In the listing below, locate the lines that hold the string "follows". Copy those lines.

» Entries provided
****

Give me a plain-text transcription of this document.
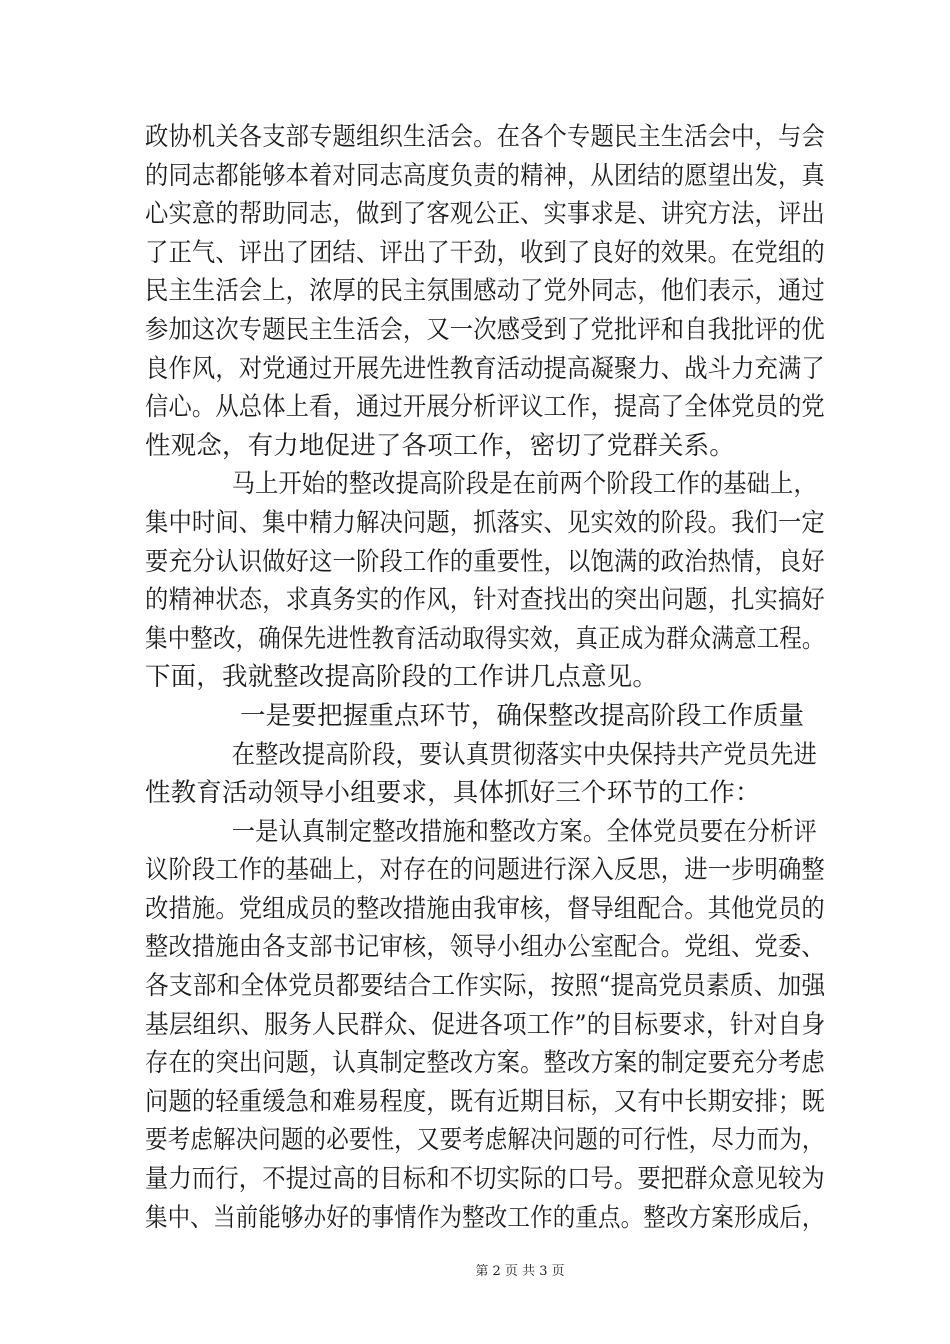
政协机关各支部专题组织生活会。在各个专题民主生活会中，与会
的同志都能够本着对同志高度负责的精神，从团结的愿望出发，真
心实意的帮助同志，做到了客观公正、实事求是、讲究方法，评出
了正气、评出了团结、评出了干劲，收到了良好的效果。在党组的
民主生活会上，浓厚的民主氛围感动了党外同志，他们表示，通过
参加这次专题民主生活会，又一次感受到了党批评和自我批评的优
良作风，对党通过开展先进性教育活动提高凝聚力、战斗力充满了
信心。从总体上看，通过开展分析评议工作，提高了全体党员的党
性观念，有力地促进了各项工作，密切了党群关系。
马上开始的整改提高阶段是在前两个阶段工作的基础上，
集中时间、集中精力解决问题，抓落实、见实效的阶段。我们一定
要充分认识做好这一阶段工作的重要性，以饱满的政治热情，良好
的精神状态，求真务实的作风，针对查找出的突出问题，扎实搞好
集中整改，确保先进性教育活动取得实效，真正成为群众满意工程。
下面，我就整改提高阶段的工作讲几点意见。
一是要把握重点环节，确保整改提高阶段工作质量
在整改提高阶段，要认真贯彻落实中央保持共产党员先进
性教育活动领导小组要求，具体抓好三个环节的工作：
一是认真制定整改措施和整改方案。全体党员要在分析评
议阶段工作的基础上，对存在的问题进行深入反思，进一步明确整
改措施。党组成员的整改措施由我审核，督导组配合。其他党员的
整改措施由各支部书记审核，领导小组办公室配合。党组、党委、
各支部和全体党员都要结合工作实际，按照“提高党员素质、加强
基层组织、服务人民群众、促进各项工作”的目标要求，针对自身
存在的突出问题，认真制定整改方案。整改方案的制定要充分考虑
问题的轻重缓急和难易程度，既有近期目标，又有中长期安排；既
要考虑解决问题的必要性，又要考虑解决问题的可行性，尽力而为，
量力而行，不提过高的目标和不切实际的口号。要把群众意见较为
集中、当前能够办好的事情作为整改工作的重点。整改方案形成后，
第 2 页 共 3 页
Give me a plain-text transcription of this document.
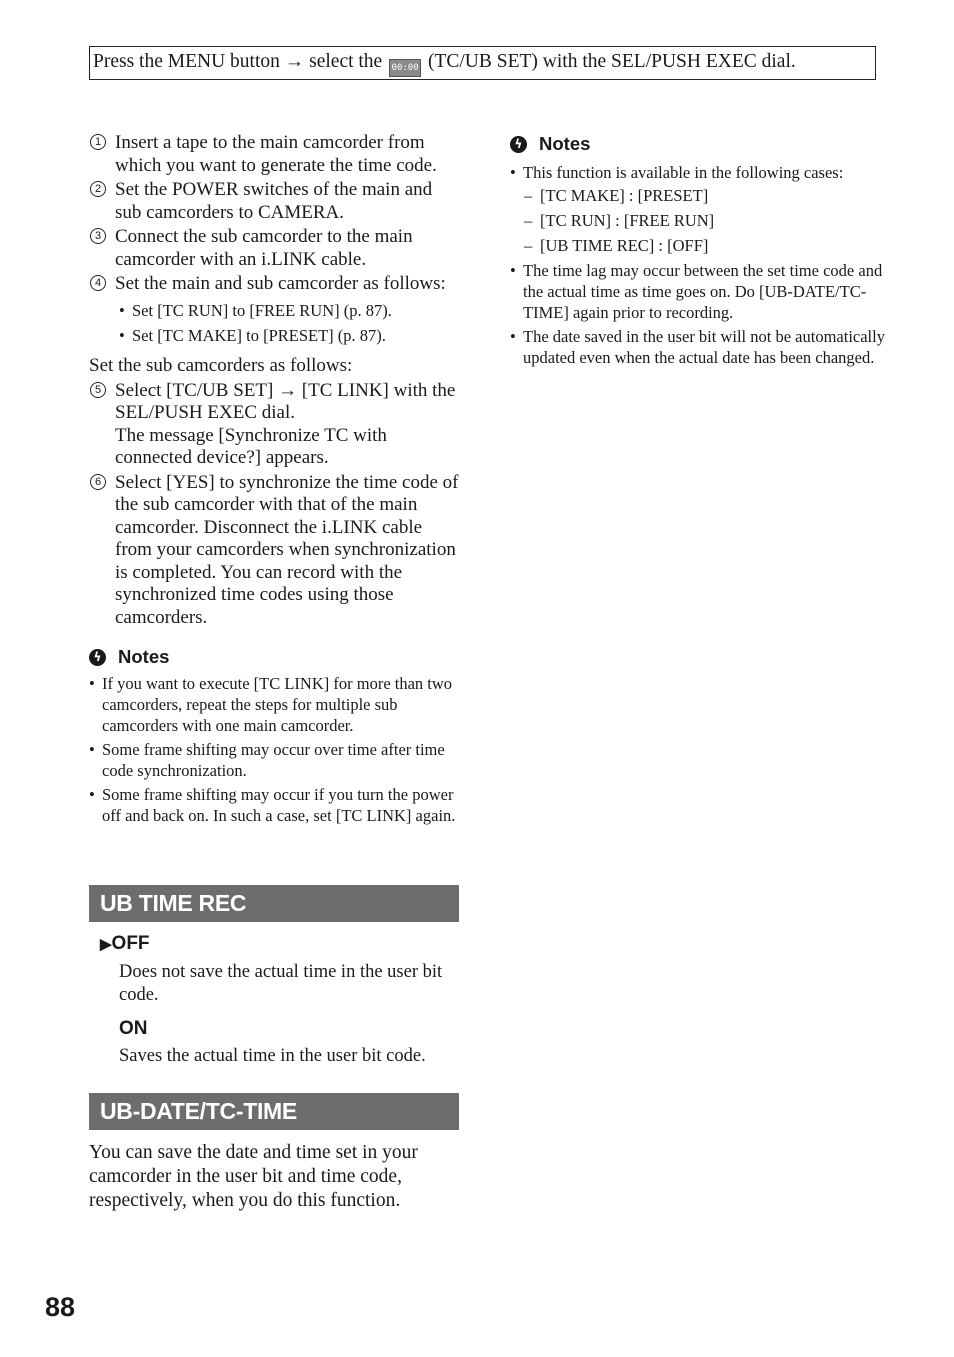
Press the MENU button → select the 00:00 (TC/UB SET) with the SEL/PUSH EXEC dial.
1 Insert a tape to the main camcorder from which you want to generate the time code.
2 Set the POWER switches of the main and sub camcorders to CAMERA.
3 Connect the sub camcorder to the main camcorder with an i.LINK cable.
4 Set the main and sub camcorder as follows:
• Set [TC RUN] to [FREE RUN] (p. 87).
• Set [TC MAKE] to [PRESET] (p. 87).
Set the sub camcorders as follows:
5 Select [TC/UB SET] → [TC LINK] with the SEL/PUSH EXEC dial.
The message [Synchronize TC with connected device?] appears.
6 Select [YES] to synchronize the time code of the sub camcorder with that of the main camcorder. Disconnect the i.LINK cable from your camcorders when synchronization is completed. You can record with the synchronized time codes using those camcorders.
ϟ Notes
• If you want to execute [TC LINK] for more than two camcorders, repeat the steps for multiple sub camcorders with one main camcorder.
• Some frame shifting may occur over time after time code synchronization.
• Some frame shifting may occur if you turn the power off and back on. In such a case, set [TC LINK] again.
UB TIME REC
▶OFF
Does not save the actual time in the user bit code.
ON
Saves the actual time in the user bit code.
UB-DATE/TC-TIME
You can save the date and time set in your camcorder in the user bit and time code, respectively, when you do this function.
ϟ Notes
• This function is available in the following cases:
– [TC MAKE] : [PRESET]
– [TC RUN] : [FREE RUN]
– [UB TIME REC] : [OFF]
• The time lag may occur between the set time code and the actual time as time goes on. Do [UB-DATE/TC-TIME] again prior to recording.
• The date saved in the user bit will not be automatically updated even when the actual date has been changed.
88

****

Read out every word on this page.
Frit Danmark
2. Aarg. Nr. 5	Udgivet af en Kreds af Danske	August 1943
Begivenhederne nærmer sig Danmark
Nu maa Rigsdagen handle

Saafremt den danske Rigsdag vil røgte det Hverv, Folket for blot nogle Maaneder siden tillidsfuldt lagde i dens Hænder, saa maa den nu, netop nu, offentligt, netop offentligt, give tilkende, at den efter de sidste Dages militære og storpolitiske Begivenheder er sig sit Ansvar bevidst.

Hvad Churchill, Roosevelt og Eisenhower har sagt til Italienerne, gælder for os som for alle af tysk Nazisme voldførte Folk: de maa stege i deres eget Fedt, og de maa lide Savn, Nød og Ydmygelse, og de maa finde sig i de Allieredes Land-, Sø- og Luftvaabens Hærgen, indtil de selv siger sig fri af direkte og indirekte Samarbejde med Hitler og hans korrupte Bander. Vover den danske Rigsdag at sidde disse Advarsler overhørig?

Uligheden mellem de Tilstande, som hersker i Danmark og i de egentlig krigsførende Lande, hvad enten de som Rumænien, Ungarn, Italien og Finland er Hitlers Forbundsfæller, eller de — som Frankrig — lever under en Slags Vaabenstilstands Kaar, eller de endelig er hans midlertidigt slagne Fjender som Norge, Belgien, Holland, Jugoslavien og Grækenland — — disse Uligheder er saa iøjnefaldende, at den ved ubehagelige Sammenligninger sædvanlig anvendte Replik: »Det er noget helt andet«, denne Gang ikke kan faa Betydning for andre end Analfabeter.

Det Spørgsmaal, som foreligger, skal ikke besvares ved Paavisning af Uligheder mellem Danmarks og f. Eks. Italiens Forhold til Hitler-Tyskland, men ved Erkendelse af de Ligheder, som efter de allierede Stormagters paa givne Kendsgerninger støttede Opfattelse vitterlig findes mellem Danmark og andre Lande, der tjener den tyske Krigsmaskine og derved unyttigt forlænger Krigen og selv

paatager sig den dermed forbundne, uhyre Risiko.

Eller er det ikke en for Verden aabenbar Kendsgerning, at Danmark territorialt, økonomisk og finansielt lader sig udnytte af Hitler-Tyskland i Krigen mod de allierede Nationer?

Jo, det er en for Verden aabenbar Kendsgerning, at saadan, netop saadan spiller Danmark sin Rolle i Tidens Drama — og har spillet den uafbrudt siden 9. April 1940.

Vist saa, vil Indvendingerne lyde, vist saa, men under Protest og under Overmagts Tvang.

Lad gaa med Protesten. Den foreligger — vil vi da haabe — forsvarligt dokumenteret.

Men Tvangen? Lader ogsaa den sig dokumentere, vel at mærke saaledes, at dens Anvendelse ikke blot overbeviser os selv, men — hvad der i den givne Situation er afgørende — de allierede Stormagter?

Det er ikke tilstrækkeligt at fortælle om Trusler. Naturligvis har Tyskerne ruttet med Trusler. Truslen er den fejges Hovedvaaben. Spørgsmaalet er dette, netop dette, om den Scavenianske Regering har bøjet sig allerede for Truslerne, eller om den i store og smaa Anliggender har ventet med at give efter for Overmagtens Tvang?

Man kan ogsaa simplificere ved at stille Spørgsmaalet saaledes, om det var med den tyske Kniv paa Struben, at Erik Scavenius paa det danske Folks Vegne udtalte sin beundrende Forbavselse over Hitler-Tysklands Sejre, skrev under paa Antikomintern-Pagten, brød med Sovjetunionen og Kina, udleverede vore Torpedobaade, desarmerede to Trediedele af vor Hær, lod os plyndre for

****

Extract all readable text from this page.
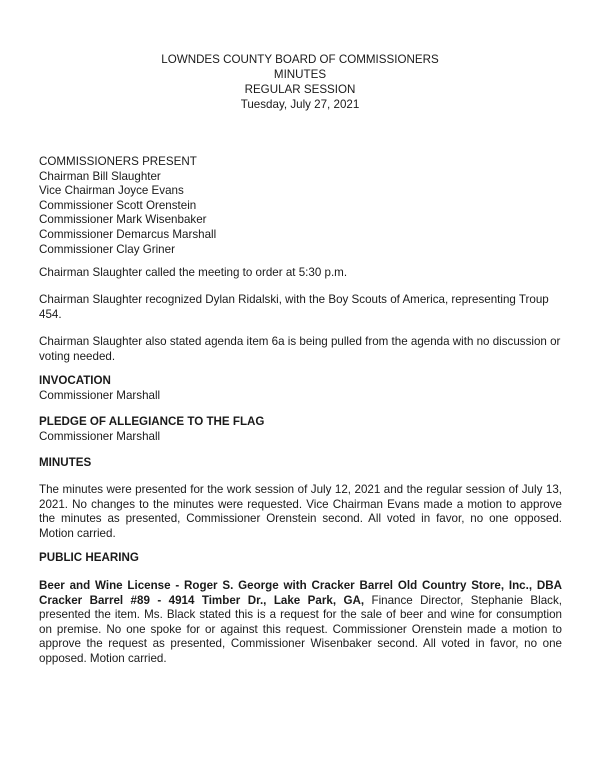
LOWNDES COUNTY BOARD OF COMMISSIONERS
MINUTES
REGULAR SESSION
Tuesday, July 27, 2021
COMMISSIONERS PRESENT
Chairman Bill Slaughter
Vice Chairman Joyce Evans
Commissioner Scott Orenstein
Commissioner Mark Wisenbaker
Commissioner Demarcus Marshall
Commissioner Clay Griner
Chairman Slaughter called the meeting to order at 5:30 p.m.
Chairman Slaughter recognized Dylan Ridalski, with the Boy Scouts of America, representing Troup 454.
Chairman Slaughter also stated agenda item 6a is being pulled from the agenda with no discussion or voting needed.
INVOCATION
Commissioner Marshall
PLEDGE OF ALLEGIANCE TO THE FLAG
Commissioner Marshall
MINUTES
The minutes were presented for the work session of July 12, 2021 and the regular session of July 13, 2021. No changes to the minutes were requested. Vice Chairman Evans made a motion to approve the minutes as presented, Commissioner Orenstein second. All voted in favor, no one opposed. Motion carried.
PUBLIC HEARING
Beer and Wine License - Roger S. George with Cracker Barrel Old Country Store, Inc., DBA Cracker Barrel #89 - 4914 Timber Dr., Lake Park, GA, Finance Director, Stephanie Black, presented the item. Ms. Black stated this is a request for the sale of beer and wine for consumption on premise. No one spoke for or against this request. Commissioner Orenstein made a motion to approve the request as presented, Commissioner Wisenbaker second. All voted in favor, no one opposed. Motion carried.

****

» Response to the task
4 Set the main and sub camcorder as follows:
Set the sub camcorders as follows:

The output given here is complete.